Problem:
Write the material out again in full, exactly.

Available records:
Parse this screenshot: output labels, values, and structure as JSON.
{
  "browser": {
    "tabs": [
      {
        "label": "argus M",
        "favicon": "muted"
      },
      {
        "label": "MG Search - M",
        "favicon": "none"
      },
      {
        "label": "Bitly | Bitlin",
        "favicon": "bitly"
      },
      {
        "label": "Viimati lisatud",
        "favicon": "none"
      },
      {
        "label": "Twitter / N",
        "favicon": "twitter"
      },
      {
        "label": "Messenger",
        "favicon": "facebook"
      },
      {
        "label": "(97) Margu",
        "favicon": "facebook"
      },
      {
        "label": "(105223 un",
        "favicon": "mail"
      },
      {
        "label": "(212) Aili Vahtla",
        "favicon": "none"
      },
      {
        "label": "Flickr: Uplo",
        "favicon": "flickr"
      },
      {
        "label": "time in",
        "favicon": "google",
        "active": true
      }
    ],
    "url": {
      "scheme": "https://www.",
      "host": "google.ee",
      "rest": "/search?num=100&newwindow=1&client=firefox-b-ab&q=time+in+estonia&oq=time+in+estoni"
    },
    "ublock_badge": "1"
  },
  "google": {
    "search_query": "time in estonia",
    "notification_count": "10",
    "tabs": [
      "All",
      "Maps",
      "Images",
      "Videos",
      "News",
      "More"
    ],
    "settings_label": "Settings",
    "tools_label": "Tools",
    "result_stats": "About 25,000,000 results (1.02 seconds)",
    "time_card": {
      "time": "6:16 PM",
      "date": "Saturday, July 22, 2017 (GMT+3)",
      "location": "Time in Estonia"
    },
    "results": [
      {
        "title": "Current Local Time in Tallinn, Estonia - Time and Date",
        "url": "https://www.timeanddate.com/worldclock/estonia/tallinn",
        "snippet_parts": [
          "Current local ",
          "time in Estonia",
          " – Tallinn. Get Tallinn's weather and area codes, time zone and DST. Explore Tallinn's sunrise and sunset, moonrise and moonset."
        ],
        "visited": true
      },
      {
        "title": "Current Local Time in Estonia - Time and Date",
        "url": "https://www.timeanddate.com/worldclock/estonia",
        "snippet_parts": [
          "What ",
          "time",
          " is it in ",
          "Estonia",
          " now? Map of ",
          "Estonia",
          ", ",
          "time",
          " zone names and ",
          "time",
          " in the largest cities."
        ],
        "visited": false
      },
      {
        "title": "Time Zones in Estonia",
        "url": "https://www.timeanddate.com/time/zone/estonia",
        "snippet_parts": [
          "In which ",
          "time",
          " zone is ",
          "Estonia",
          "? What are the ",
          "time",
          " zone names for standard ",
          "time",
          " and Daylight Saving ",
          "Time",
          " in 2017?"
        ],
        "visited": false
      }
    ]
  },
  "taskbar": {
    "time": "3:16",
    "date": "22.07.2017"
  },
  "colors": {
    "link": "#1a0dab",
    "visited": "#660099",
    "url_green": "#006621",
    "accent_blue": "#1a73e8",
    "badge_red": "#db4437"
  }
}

Exercise response:
Parse this screenshot: output labels, values, and structure as JSON.
{
  "browser": {
    "tabs": [
      {
        "label": "argus M",
        "favicon": "muted"
      },
      {
        "label": "MG Search - M",
        "favicon": "none"
      },
      {
        "label": "Bitly | Bitlin",
        "favicon": "bitly"
      },
      {
        "label": "Viimati lisatud",
        "favicon": "none"
      },
      {
        "label": "Twitter / N",
        "favicon": "twitter"
      },
      {
        "label": "Messenger",
        "favicon": "facebook"
      },
      {
        "label": "(97) Margu",
        "favicon": "facebook"
      },
      {
        "label": "(105223 un",
        "favicon": "mail"
      },
      {
        "label": "(212) Aili Vahtla",
        "favicon": "none"
      },
      {
        "label": "Flickr: Uplo",
        "favicon": "flickr"
      },
      {
        "label": "time in",
        "favicon": "google",
        "active": true
      }
    ],
    "url": {
      "scheme": "https://www.",
      "host": "google.ee",
      "rest": "/search?num=100&newwindow=1&client=firefox-b-ab&q=time+in+estonia&oq=time+in+estoni"
    },
    "ublock_badge": "1"
  },
  "google": {
    "search_query": "time in estonia",
    "notification_count": "10",
    "tabs": [
      "All",
      "Maps",
      "Images",
      "Videos",
      "News",
      "More"
    ],
    "settings_label": "Settings",
    "tools_label": "Tools",
    "result_stats": "About 25,000,000 results (1.02 seconds)",
    "time_card": {
      "time": "6:16 PM",
      "date": "Saturday, July 22, 2017 (GMT+3)",
      "location": "Time in Estonia"
    },
    "results": [
      {
        "title": "Current Local Time in Tallinn, Estonia - Time and Date",
        "url": "https://www.timeanddate.com/worldclock/estonia/tallinn",
        "snippet_parts": [
          "Current local ",
          "time in Estonia",
          " – Tallinn. Get Tallinn's weather and area codes, time zone and DST. Explore Tallinn's sunrise and sunset, moonrise and moonset."
        ],
        "visited": true
      },
      {
        "title": "Current Local Time in Estonia - Time and Date",
        "url": "https://www.timeanddate.com/worldclock/estonia",
        "snippet_parts": [
          "What ",
          "time",
          " is it in ",
          "Estonia",
          " now? Map of ",
          "Estonia",
          ", ",
          "time",
          " zone names and ",
          "time",
          " in the largest cities."
        ],
        "visited": false
      },
      {
        "title": "Time Zones in Estonia",
        "url": "https://www.timeanddate.com/time/zone/estonia",
        "snippet_parts": [
          "In which ",
          "time",
          " zone is ",
          "Estonia",
          "? What are the ",
          "time",
          " zone names for standard ",
          "time",
          " and Daylight Saving ",
          "Time",
          " in 2017?"
        ],
        "visited": false
      }
    ]
  },
  "taskbar": {
    "time": "3:16",
    "date": "22.07.2017"
  },
  "colors": {
    "link": "#1a0dab",
    "visited": "#660099",
    "url_green": "#006621",
    "accent_blue": "#1a73e8",
    "badge_red": "#db4437"
  }
}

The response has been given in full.